Obama. Nobel per la Pace contro gli attentati
L’assegnazione dei premi Nobel conta quest’anno un testimone d’eccezione:il Presidente degli Stati Uniti Obama Barack.
Il Nobel per la pace, come da previsione e non senza critiche da parte del comitato norvegese, è stato infatti assegnato al presidente Obama in virtù del suo impegno rivolto al consolidamento di scenari di pace internazionali.
Una posizione non facile quella del leader americano che, proprio all’inizio di dicembre, ha autorizzato l’invio di 30.000 unità dell’esercito statunitense in territorio afghano.
Una decisione che faceva storcere il naso anzitempo a diversi componenti della giuria norvegese e che scatenava l’indignazione di parecchi addetti ai lavori che giudicavano troppo “prematura” l’assegnazione del Nobel per la pace a Obama.
Il presidente,dal canto suo, dichiarava subito ai mass-media di essere onorato per il conferimento di un encomio così importante come il Nobel per la pace. Un premio che è stato conferito,in passato, a Martin Luther King e Nelson Mandela: due personaggi di grande rilievo nella storia degli Stati Uniti e che,in particolare, hanno fatto molto in favore del progresso e dell’emancipazione della comunità afro-americana.
Il discorso di Obama nel corso della cerimonia di assegnazione del Nobel per la pace si è tenuto il 10 dicembre a Oslo e, nel corso della mezz’ora concessa dalla giuria al leader per esprimere il proprio ringraziamento, non sono mancati momenti di grande emozione.
“Senza il suo esempio e senza la generosità del suo cuore oggi non sarei qui” ha esordito Obama riferendosi alla madre cui ha dedicato il prestigioso riconoscimento.
Il presidente ha poi ricordato ai presenti l’importanza che il Nobel ha avuto,nei decenni passati, per consolidare l’autorevolezza di figure carismatiche come Nelson Mandela (vincitore del nobel nel 1993 per l’impegno contro l’apartheid in Sudafrica),Madre Teresa di Calcutta e soprattutto Martin Luther King (nel 1964).
Le parole di Obama riguardo a quest’ultimo sono state parecchio significative.

======

Dettagli esercizio
Riporta fedelmente il passo del testo su Obama e il Nobel per la pace compreso tra "Obama. Nobel per" e "di pace internazionali.", estremi inclusi.

Dati
======

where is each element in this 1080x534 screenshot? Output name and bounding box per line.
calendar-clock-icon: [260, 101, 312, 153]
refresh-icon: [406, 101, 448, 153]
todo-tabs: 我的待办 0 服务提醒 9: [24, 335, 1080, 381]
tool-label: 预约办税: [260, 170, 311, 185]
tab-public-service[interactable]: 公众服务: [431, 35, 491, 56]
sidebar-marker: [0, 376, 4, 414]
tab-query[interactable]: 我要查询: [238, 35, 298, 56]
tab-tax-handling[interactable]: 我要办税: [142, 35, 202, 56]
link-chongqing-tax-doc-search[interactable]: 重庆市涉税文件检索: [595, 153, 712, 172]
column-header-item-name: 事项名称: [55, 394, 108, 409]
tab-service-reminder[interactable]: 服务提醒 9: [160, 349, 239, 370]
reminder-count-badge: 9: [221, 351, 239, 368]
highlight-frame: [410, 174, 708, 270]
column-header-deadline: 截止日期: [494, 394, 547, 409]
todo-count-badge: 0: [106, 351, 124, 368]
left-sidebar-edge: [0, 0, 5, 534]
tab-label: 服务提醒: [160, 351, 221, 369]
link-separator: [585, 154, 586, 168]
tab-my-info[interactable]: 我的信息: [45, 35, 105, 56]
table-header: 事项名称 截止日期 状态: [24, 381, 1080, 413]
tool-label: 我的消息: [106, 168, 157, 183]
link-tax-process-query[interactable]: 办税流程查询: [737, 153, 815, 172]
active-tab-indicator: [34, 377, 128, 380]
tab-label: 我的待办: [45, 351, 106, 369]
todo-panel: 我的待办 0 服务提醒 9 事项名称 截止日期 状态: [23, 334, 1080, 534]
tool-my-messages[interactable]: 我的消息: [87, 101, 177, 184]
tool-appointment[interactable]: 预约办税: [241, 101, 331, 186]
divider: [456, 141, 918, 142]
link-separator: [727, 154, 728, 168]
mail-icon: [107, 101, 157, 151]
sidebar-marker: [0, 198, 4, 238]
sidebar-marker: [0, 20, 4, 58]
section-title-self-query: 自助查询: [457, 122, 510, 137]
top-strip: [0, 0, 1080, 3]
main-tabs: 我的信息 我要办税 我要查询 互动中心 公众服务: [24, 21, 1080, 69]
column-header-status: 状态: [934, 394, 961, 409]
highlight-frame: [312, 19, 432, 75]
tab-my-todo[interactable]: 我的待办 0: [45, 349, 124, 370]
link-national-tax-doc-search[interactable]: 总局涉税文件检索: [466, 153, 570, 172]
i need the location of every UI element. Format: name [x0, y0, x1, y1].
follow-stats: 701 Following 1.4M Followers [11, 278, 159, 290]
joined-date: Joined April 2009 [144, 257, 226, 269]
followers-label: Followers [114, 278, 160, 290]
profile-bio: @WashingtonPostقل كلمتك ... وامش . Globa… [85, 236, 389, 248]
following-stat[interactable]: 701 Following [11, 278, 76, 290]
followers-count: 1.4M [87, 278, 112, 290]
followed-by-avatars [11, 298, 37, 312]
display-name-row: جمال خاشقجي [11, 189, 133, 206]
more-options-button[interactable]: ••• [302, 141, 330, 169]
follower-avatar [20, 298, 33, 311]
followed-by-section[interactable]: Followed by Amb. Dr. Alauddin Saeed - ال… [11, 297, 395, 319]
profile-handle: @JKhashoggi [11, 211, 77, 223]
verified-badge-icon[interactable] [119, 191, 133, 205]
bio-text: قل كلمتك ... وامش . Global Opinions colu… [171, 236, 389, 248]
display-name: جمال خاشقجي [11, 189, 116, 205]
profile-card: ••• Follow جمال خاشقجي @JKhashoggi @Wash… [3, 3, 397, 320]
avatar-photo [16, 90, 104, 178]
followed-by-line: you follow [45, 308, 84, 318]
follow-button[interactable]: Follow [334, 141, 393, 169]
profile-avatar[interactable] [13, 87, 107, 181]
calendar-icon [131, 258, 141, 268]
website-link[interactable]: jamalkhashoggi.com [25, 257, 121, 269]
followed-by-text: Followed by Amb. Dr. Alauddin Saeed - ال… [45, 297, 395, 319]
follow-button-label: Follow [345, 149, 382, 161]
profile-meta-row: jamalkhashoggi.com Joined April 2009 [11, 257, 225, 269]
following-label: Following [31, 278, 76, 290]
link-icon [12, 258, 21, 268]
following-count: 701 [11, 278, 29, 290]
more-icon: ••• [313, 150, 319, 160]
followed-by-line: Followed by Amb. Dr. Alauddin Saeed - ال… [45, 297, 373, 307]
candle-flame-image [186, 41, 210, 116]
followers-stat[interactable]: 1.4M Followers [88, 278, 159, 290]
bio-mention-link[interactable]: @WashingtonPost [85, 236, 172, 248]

======

Risposta esercizio
Obama. Nobel per la Pace contro gli attentati
L’assegnazione dei premi Nobel conta quest’anno un testimone d’eccezione:il Presidente degli Stati Uniti Obama Barack.
Il Nobel per la pace, come da previsione e non senza critiche da parte del comitato norvegese, è stato infatti assegnato al presidente Obama in virtù del suo impegno rivolto al consolidamento di scenari di pace internazionali.